**RECORDS PROVIDED**
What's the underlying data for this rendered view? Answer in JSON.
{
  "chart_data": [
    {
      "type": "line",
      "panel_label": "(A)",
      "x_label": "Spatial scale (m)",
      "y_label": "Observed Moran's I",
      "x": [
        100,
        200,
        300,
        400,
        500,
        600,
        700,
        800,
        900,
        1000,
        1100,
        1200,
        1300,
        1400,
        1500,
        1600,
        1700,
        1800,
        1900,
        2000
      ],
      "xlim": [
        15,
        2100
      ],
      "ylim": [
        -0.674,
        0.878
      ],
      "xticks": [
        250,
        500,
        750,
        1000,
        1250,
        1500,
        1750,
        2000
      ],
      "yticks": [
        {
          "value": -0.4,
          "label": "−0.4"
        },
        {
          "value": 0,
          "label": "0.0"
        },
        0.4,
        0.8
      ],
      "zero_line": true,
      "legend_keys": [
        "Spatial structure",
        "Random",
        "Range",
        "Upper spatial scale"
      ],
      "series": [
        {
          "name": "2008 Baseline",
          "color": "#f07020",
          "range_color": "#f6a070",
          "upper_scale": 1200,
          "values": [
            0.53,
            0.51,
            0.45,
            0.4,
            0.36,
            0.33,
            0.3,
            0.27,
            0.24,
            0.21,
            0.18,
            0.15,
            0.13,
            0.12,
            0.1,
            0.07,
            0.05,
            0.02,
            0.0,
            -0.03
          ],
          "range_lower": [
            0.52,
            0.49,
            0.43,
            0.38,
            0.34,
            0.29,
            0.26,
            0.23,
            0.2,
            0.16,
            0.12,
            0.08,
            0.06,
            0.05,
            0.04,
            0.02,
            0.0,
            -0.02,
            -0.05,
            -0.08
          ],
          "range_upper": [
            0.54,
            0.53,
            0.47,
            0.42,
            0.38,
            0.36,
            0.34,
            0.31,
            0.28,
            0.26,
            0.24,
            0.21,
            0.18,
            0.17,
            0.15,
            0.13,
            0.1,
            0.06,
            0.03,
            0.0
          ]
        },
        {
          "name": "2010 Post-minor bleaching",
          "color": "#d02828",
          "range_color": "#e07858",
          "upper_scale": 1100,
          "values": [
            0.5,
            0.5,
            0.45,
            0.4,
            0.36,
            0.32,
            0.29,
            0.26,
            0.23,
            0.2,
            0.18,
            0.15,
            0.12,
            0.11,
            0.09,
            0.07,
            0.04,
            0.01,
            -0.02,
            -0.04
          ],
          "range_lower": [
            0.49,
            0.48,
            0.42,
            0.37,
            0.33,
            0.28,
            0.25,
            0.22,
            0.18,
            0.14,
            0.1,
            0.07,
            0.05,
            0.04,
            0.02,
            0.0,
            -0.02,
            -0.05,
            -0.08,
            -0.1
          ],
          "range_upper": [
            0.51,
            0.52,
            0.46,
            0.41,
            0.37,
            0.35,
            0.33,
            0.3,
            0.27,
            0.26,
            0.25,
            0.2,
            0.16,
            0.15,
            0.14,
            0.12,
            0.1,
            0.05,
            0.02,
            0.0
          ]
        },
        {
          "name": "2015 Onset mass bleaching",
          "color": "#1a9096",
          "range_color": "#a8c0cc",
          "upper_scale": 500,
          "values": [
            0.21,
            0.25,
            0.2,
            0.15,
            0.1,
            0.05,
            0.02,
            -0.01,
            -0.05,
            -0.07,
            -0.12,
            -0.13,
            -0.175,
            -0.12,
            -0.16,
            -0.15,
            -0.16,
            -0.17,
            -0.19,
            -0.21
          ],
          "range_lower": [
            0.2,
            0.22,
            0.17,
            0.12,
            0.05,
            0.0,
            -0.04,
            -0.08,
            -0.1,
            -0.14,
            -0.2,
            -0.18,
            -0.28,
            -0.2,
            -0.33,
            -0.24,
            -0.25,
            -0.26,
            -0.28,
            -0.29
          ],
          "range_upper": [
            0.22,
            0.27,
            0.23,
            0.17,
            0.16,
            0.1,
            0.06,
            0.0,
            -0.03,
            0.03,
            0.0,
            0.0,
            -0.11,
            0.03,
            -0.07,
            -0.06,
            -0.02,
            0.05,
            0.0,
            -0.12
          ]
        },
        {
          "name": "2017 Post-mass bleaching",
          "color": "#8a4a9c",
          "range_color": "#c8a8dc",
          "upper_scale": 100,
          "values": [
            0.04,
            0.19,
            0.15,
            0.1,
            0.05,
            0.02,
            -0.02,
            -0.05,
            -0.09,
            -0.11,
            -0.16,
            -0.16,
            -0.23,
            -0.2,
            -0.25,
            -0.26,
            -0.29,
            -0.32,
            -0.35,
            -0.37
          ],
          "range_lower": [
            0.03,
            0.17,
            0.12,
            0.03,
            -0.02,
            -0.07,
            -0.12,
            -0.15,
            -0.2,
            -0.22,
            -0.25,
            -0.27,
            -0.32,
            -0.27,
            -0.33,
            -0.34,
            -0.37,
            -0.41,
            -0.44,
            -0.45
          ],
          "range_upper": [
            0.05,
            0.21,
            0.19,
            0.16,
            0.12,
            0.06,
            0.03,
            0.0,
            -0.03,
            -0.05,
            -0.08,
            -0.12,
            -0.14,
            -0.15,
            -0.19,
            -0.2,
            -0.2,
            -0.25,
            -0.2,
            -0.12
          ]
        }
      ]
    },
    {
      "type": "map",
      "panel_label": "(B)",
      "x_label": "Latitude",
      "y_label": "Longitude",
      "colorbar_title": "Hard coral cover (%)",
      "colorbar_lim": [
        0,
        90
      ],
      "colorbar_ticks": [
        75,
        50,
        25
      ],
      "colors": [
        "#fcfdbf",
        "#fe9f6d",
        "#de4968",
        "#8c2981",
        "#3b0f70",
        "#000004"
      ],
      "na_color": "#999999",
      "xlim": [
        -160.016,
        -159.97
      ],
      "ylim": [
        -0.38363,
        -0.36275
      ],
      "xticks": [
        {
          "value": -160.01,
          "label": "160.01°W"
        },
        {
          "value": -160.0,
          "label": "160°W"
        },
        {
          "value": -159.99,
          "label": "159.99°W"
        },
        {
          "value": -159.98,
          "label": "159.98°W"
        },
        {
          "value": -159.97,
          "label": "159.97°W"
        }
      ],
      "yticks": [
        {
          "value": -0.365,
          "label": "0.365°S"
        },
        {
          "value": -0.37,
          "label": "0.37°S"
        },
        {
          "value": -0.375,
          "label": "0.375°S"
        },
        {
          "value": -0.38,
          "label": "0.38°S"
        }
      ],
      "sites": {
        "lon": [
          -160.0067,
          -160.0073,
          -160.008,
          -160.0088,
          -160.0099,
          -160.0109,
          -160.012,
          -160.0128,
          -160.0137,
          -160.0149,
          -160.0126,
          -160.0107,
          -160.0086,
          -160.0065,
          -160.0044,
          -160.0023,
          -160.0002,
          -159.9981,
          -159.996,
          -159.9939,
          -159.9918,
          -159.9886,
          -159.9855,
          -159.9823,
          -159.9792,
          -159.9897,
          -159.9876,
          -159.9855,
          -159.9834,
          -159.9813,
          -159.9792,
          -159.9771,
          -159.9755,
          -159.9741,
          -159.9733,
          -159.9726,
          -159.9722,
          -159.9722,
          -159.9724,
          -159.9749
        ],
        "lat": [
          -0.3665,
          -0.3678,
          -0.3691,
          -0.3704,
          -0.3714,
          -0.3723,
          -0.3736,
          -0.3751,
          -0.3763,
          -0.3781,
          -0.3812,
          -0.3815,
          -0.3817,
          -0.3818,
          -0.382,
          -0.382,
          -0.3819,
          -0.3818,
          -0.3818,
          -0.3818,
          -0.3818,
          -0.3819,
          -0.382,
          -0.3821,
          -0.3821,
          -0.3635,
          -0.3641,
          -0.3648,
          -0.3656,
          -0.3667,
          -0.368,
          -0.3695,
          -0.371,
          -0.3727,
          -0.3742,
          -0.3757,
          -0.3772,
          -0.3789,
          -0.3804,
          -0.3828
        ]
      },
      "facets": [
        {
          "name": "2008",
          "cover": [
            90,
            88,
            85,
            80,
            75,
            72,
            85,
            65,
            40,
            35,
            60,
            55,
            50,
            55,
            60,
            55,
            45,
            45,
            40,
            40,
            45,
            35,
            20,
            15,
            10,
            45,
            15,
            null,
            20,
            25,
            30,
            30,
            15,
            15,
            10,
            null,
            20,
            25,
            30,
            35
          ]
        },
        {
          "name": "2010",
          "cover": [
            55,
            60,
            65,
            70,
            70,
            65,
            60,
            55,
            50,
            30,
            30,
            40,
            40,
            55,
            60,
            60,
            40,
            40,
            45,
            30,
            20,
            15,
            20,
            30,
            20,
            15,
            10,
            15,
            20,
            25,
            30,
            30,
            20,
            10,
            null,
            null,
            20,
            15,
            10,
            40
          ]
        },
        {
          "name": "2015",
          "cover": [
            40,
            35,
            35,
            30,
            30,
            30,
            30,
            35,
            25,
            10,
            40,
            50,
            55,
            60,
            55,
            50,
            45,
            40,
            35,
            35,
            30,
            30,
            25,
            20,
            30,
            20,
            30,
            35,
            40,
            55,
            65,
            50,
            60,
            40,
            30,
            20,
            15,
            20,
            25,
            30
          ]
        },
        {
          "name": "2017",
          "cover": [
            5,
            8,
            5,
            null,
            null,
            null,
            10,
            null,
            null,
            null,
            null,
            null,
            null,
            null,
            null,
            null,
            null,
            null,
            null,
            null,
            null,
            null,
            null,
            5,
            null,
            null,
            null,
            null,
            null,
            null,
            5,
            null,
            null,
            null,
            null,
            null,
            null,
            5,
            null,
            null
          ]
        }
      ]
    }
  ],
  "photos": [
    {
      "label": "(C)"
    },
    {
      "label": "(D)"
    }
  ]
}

**REQUIRED WORK**
Go through the records and copy each line with "bleaching" in it.

**THE REPLY**
          "name": "2010 Post-minor bleaching",
          "name": "2015 Onset mass bleaching",
          "name": "2017 Post-mass bleaching",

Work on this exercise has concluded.